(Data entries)

---+---

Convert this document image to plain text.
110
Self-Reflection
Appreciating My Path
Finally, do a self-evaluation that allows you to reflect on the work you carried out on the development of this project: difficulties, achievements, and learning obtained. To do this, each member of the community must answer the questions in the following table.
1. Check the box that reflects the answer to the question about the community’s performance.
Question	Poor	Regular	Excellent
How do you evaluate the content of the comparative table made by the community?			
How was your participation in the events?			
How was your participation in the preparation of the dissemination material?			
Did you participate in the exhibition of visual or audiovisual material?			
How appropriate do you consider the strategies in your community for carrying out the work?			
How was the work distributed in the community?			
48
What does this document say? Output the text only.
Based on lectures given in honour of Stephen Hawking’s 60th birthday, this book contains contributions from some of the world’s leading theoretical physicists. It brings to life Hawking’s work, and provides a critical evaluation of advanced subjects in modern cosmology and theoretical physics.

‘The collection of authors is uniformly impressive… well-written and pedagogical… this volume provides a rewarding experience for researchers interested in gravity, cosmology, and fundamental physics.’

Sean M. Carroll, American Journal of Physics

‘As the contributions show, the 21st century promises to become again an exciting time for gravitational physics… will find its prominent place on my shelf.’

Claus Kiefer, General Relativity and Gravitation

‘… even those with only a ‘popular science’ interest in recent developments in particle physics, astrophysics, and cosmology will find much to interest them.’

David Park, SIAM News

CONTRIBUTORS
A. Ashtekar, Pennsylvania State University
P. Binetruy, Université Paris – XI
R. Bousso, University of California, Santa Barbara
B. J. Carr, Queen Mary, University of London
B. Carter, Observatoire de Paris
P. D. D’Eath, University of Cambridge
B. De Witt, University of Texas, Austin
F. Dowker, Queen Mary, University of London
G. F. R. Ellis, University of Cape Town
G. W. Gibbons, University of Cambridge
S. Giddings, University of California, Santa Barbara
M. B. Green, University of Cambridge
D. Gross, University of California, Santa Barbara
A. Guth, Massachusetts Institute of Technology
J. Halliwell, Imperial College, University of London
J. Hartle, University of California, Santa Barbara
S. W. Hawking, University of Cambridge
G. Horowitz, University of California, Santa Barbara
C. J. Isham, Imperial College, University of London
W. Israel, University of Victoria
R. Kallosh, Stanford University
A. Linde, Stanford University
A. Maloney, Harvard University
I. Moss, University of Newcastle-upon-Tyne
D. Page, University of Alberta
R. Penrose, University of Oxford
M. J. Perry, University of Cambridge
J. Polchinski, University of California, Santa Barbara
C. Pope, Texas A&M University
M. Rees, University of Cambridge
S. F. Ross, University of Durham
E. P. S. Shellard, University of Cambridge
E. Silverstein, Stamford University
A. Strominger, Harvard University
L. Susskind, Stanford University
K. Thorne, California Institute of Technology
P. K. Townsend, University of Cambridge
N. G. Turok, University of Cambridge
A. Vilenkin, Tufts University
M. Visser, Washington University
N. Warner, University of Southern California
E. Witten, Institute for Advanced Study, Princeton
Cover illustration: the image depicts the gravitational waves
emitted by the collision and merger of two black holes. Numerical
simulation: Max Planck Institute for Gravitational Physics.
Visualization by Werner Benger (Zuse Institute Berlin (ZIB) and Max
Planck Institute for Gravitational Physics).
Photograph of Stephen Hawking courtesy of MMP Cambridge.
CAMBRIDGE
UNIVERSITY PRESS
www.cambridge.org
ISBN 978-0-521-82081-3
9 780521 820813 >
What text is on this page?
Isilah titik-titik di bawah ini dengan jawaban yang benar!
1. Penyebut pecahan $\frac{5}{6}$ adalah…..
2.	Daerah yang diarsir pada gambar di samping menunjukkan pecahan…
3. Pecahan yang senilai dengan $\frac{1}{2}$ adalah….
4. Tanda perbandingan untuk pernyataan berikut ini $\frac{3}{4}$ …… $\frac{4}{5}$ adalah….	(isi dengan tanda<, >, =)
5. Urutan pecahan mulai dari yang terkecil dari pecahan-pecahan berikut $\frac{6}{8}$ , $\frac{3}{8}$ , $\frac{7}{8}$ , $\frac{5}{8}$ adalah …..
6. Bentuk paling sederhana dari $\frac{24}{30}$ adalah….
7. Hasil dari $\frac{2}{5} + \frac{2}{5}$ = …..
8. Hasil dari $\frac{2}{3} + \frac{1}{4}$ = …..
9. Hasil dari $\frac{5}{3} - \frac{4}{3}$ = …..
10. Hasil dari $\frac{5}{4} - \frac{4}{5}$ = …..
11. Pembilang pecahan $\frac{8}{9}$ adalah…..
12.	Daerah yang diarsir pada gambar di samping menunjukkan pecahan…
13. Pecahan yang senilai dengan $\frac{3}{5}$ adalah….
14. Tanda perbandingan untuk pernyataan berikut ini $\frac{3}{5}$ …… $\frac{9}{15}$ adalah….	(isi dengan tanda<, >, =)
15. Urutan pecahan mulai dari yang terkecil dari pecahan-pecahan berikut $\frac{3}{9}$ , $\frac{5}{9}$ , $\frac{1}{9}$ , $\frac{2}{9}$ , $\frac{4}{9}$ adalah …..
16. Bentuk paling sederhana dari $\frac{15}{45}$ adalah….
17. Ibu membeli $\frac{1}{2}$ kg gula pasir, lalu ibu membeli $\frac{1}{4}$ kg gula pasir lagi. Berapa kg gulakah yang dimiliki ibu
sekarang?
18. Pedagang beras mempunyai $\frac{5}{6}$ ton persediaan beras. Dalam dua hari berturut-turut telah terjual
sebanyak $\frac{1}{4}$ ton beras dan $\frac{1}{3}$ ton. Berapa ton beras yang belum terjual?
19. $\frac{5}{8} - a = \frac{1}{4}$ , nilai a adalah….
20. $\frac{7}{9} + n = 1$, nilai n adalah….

---+---

## Work to do
Where a line above contains the string "What", copy that line.

## Result of this task
What does this document say? Output the text only.
What text is on this page?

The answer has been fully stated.